Pick out the lines containing "text".

───── DATA SECTION ─────

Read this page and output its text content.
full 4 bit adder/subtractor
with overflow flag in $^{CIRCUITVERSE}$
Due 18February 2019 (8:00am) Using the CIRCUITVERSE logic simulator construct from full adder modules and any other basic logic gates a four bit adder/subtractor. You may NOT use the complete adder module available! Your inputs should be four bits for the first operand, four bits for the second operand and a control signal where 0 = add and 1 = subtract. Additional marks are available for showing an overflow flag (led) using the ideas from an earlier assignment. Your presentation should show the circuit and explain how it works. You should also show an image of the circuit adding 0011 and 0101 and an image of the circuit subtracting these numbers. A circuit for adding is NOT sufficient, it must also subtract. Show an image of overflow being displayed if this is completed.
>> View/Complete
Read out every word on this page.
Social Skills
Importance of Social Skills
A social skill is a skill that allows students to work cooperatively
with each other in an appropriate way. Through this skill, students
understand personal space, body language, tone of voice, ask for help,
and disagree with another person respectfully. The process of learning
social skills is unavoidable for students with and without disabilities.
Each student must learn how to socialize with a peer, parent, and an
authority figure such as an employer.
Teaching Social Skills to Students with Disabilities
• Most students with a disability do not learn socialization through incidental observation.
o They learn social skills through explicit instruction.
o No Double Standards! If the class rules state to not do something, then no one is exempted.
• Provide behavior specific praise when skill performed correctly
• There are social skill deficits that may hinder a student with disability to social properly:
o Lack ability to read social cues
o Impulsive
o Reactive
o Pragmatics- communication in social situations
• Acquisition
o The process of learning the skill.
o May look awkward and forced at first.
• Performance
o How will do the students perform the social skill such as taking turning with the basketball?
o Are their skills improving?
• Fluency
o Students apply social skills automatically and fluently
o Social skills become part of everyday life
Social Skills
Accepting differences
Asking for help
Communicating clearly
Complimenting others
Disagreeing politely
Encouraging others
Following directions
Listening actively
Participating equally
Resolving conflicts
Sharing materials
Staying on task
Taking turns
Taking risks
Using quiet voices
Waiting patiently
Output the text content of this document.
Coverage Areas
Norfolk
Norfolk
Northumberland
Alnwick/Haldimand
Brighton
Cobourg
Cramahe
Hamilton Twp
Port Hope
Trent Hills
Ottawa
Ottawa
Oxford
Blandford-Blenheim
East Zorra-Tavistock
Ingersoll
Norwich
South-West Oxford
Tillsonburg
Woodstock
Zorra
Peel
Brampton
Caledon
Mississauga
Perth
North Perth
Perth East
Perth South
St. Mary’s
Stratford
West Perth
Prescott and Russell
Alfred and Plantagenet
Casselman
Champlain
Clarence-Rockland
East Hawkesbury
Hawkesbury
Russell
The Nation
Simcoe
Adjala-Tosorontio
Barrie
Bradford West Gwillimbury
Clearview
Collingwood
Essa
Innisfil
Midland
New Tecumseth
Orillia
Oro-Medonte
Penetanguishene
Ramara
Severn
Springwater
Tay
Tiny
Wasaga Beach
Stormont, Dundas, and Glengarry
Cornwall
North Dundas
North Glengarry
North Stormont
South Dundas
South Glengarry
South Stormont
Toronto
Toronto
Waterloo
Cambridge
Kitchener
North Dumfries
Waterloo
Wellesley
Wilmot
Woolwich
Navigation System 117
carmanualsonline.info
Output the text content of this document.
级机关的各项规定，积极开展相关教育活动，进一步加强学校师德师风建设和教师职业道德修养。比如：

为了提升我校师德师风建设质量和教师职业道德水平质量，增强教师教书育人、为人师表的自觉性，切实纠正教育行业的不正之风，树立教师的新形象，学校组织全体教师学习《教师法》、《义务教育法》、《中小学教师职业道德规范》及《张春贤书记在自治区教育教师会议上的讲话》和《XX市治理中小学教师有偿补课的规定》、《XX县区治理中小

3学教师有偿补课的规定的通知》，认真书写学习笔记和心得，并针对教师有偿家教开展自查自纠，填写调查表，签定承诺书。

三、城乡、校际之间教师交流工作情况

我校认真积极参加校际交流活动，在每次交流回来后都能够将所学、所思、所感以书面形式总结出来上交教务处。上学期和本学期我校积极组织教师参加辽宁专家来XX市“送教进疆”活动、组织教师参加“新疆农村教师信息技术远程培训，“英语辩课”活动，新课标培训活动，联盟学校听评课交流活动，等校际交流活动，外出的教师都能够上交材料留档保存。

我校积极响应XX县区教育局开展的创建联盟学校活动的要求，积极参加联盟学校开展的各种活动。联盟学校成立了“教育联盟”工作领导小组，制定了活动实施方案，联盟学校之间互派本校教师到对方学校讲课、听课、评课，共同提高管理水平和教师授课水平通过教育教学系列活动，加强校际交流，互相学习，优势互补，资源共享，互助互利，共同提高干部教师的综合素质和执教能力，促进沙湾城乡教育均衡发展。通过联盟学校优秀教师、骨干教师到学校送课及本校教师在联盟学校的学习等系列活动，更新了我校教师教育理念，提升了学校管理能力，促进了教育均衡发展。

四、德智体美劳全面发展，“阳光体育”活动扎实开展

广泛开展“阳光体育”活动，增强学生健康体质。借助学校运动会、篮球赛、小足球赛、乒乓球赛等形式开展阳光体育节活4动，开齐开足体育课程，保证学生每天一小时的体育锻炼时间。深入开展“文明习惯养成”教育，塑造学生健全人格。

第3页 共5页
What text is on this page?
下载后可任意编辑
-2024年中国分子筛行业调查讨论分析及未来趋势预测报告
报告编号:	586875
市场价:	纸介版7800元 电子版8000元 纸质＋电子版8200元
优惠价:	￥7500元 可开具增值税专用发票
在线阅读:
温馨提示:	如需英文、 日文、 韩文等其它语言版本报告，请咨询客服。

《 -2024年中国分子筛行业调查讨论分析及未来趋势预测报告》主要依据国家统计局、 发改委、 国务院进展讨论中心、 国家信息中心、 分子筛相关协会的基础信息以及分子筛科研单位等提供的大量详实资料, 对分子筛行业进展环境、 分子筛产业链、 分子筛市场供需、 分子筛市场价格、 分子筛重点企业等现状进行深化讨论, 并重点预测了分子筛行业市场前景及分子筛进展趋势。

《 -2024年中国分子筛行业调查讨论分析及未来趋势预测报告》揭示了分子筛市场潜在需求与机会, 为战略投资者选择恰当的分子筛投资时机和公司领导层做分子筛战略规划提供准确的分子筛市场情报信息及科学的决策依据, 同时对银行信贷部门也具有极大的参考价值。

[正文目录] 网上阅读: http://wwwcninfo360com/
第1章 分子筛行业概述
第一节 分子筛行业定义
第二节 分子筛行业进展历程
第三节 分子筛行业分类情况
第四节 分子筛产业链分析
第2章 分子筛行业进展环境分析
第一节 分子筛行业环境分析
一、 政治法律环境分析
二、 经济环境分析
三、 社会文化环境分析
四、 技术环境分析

─────

THE RESPONSE
Read this page and output its text content.
Output the text content of this document.
Output the text content of this document.
What text is on this page?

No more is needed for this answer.